[Extracted data entries]
____________________

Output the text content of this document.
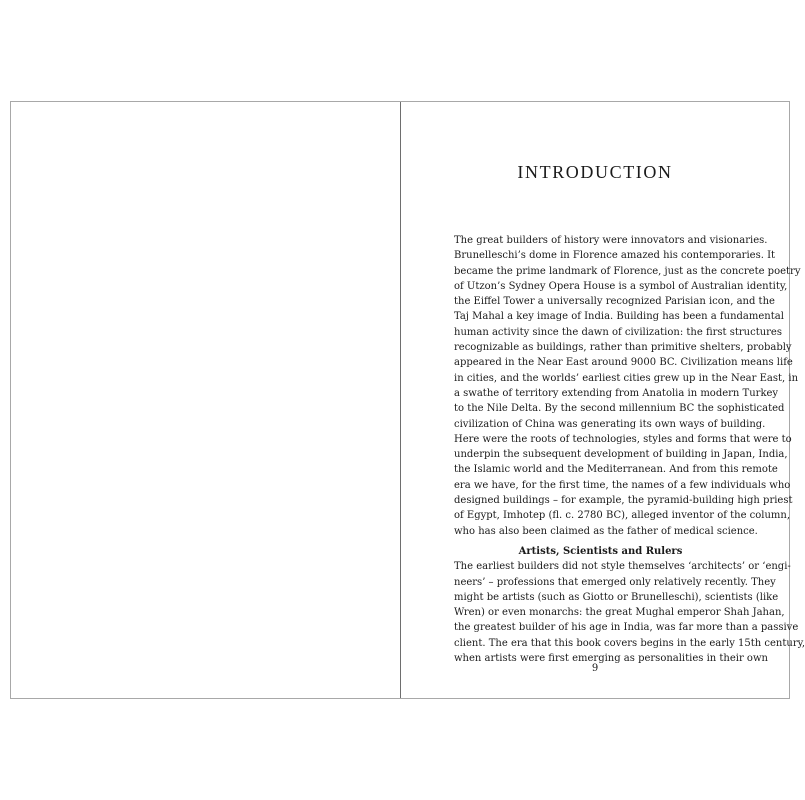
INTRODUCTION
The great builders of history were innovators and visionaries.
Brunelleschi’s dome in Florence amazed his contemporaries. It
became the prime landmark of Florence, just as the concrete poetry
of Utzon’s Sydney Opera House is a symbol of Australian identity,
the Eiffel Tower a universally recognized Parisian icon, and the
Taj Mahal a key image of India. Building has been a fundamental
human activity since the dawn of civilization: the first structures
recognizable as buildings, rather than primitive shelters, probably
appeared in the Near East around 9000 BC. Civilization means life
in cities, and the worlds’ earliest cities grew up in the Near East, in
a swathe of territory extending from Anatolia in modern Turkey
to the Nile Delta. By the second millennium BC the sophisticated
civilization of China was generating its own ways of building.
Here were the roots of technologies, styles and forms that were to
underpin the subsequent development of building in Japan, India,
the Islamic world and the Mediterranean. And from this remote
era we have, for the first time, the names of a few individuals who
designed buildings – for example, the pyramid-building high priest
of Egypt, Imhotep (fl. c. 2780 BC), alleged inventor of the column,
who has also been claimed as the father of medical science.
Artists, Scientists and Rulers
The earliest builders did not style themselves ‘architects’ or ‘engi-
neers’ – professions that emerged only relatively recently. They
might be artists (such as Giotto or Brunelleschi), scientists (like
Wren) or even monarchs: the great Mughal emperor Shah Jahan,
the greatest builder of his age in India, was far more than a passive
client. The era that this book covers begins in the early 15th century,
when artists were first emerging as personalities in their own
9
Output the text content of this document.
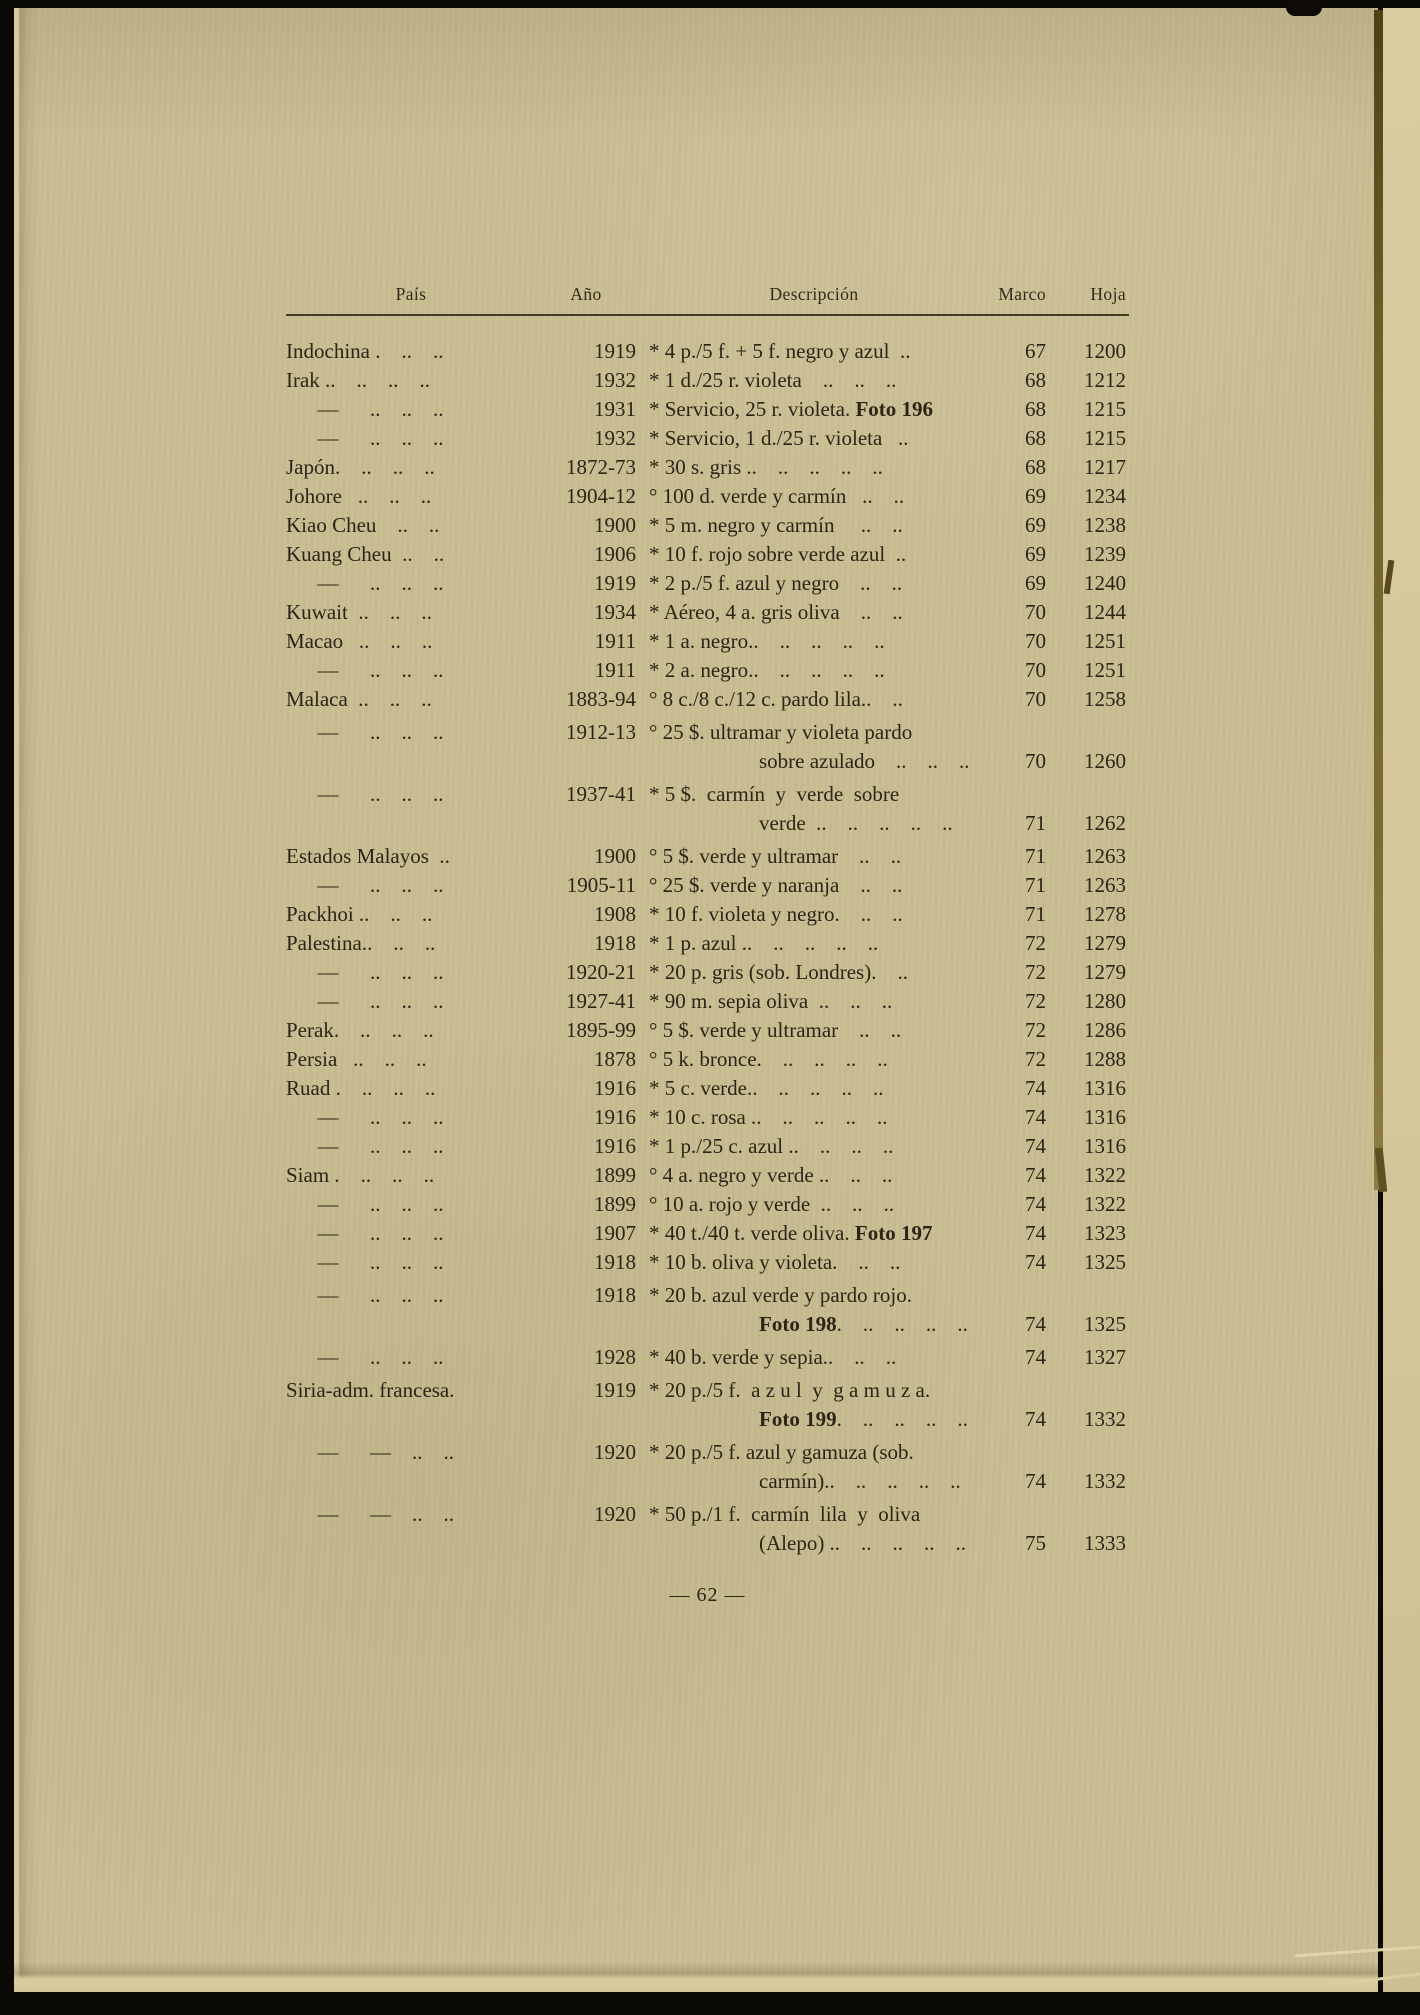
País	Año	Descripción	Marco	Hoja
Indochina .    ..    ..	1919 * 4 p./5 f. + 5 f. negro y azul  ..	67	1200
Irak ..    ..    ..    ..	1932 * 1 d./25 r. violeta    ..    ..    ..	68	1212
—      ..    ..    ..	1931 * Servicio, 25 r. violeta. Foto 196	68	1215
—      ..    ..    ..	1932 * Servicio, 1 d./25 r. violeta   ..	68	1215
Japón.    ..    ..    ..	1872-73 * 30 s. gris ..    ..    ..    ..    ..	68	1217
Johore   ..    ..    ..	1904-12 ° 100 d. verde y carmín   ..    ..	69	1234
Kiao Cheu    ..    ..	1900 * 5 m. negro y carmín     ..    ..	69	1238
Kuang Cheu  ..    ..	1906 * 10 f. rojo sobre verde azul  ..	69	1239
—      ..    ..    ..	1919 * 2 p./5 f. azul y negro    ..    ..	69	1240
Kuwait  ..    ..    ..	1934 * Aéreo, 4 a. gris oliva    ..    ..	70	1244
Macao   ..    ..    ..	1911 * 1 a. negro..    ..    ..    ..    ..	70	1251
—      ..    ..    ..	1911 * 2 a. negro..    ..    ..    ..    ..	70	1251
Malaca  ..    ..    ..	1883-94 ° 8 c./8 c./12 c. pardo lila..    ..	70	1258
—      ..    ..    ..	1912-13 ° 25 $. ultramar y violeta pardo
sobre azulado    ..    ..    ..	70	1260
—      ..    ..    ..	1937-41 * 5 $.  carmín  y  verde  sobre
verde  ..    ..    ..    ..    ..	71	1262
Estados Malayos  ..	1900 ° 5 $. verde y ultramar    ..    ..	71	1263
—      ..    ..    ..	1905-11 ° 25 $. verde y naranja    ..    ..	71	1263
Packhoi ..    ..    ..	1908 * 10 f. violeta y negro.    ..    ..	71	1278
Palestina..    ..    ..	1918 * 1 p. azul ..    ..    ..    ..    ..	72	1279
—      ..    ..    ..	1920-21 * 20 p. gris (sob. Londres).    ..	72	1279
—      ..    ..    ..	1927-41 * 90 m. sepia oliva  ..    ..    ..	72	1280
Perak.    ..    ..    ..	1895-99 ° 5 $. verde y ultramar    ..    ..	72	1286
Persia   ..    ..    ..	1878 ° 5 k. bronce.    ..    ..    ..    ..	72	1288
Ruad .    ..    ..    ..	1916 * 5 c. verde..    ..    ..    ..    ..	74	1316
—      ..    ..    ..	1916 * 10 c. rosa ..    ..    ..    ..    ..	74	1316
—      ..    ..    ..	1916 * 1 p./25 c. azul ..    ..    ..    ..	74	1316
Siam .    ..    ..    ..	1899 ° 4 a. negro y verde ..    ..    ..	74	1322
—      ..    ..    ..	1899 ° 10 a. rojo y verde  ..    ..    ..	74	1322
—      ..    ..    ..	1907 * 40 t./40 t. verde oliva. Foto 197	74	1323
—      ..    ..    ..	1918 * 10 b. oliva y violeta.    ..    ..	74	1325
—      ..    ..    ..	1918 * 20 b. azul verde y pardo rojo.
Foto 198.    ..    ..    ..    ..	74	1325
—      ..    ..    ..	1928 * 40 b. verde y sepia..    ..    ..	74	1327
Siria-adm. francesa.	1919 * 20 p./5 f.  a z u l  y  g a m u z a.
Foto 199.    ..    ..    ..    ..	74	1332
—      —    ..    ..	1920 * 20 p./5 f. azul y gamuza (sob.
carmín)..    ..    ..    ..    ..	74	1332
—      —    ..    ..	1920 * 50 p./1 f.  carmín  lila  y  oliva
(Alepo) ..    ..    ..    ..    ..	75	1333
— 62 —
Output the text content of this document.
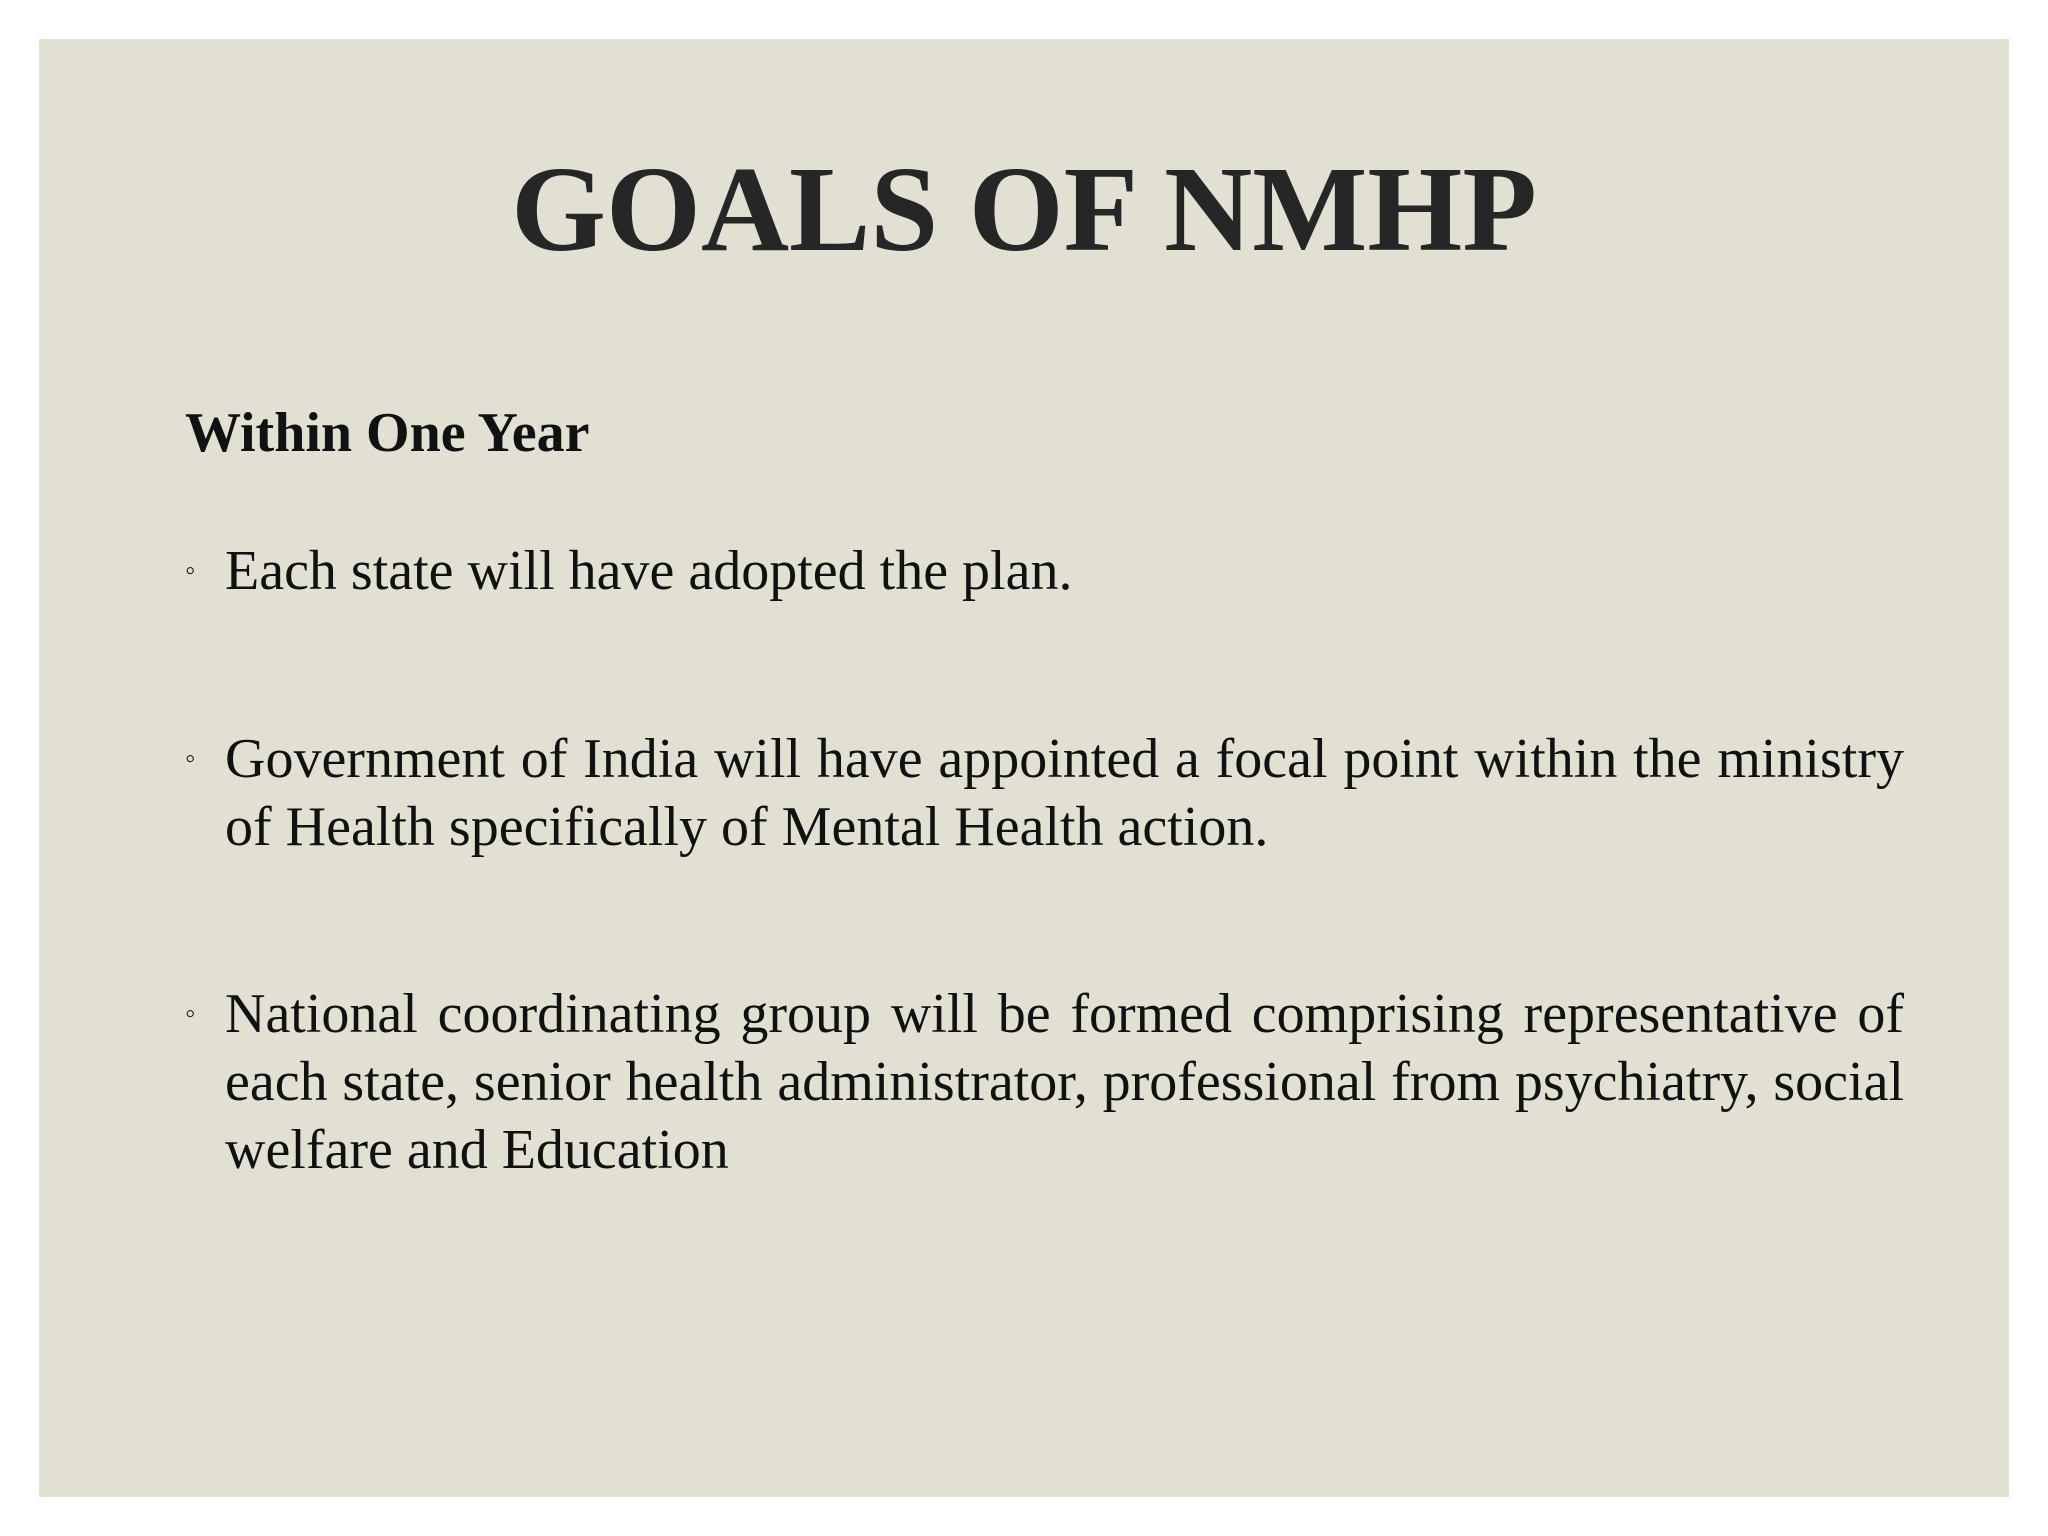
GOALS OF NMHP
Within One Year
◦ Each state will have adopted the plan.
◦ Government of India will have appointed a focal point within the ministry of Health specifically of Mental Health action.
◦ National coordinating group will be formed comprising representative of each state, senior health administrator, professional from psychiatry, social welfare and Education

____________________

_AIM_
From the records above, pull out each line that has "were".

_CORRECT OUTPUT_
The great builders of history were innovators and visionaries.
Here were the roots of technologies, styles and forms that were to
when artists were first emerging as personalities in their own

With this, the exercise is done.